Directions:
Copy out all the lines in the records that include the word "color".

Data supplied:
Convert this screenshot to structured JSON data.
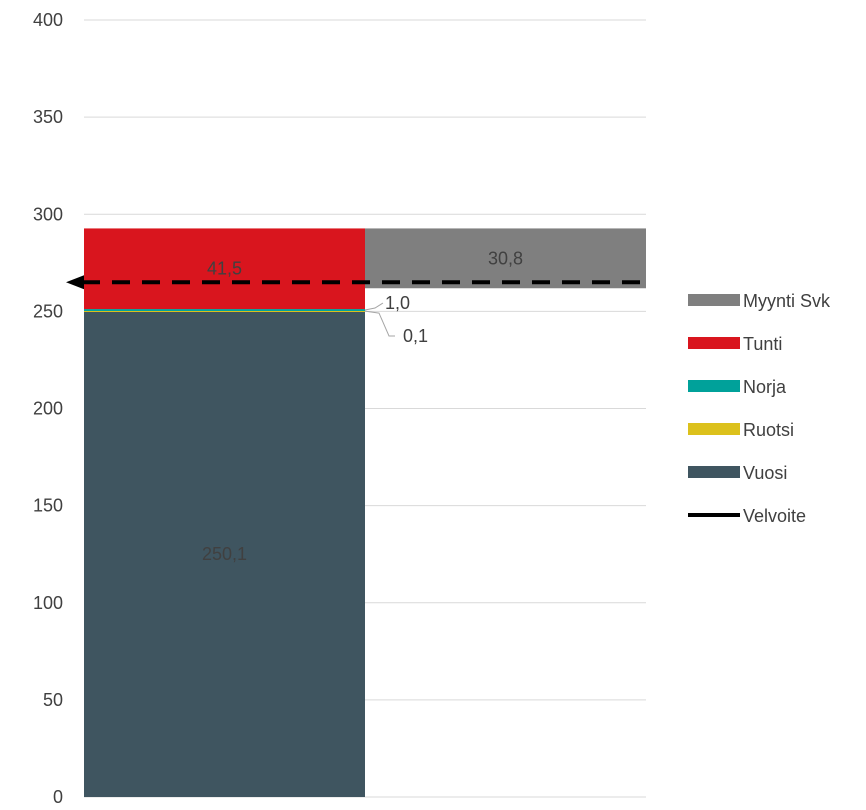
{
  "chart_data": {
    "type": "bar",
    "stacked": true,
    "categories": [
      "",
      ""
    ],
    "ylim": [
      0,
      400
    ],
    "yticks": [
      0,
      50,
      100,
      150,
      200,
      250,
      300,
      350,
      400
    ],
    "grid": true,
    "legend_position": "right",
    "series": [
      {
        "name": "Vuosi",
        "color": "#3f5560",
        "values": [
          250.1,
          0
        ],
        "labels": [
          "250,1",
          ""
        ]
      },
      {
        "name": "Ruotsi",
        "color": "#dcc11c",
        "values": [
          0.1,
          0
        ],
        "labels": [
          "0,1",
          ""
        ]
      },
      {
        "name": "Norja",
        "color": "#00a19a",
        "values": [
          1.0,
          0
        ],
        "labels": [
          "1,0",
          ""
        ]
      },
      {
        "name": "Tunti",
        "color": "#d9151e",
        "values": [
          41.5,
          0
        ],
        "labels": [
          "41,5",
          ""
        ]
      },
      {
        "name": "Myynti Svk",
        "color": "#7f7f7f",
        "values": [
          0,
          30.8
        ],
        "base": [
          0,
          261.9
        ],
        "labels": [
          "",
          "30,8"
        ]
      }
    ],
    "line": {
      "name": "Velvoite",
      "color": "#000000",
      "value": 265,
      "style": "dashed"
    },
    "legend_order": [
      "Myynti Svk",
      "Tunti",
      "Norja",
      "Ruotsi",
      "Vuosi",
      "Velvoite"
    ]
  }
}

Response for this exercise:
        "color": "#3f5560",
        "color": "#dcc11c",
        "color": "#00a19a",
        "color": "#d9151e",
        "color": "#7f7f7f",
      "color": "#000000",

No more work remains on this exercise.